● **Records to process**
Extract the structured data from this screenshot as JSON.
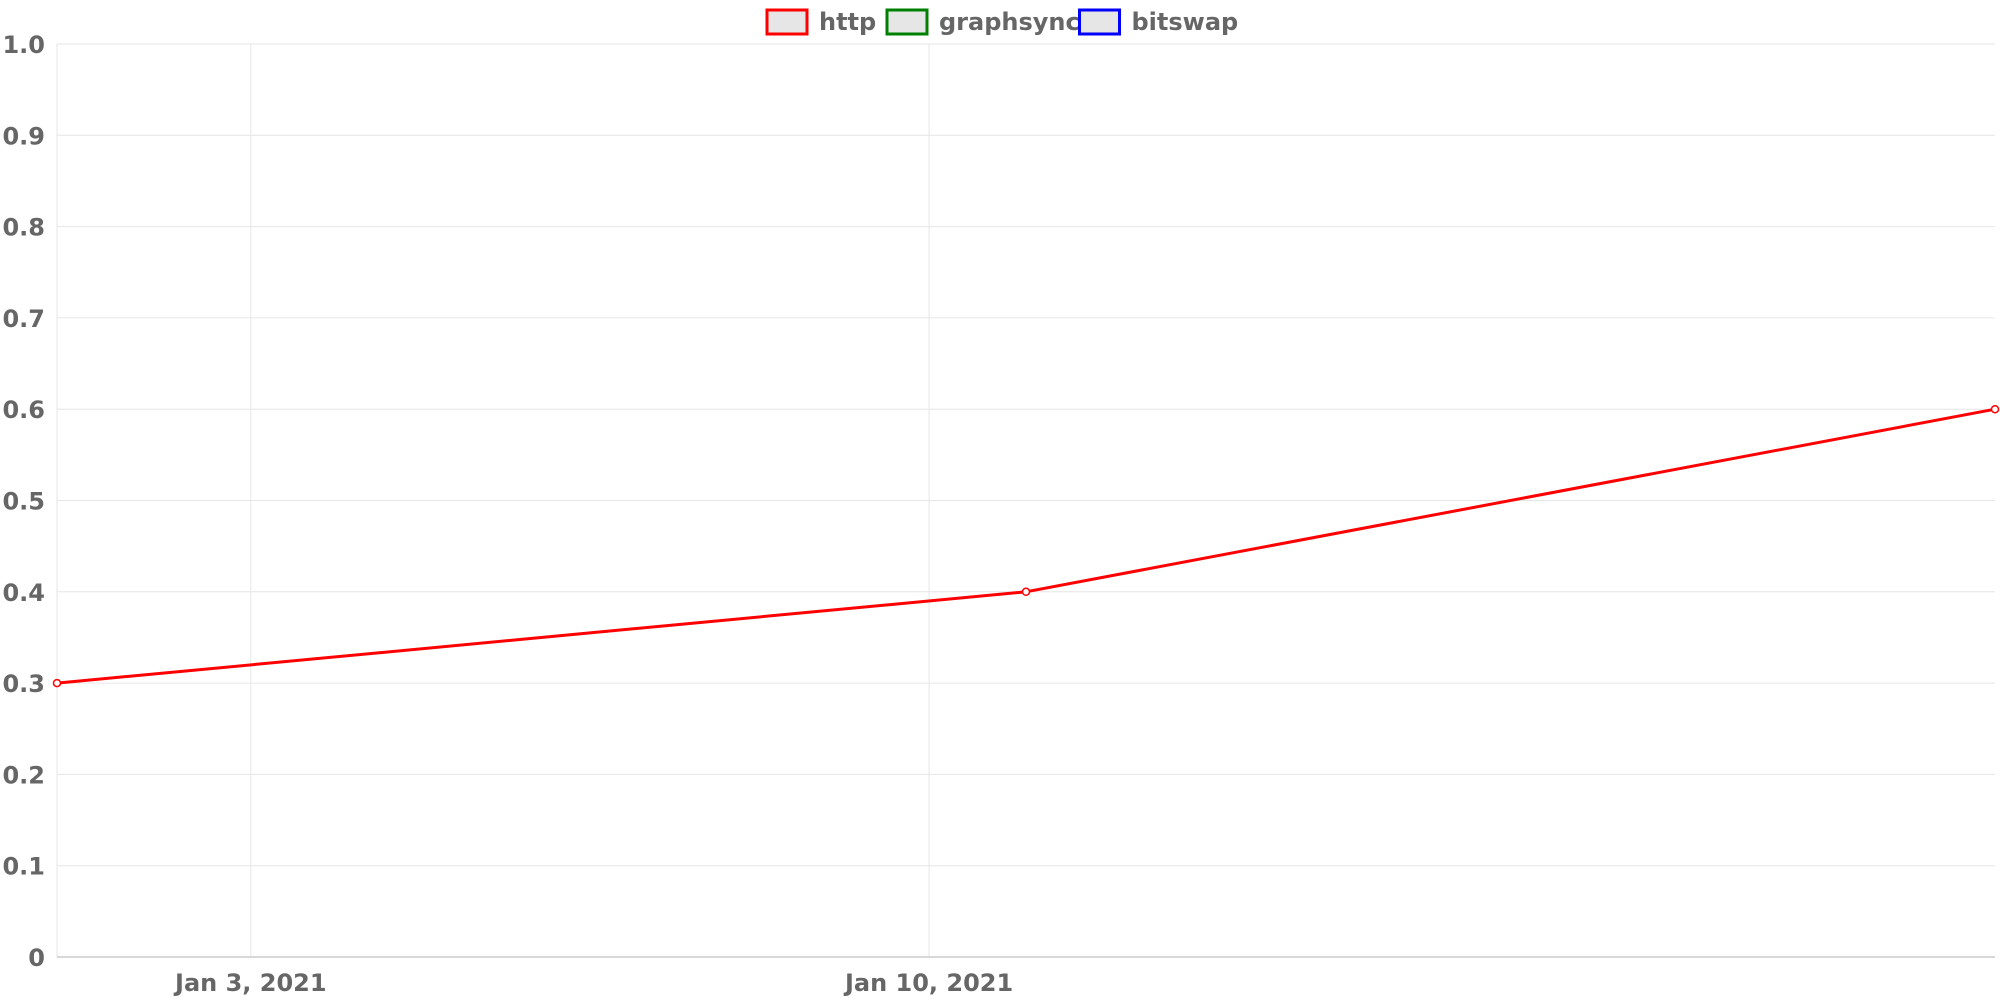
{
  "chart_data": {
    "type": "line",
    "title": "",
    "xlabel": "",
    "ylabel": "",
    "x_axis_type": "time",
    "xlim": [
      "2021-01-01",
      "2021-01-21"
    ],
    "ylim": [
      0,
      1.0
    ],
    "y_ticks": [
      0,
      0.1,
      0.2,
      0.3,
      0.4,
      0.5,
      0.6,
      0.7,
      0.8,
      0.9,
      1.0
    ],
    "y_tick_labels": [
      "0",
      "0.1",
      "0.2",
      "0.3",
      "0.4",
      "0.5",
      "0.6",
      "0.7",
      "0.8",
      "0.9",
      "1.0"
    ],
    "x_ticks": [
      "2021-01-03",
      "2021-01-10"
    ],
    "x_tick_labels": [
      "Jan 3, 2021",
      "Jan 10, 2021"
    ],
    "grid": true,
    "legend_position": "top",
    "series": [
      {
        "name": "http",
        "color": "#ff0000",
        "points": [
          {
            "x": "2021-01-01",
            "y": 0.3
          },
          {
            "x": "2021-01-11",
            "y": 0.4
          },
          {
            "x": "2021-01-21",
            "y": 0.6
          }
        ]
      },
      {
        "name": "graphsync",
        "color": "#008000",
        "points": []
      },
      {
        "name": "bitswap",
        "color": "#0000ff",
        "points": []
      }
    ]
  }
}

● **Challenge**
Which lines hold the word "color"? Copy all of them.

● **Task result**
        "color": "#ff0000",
        "color": "#008000",
        "color": "#0000ff",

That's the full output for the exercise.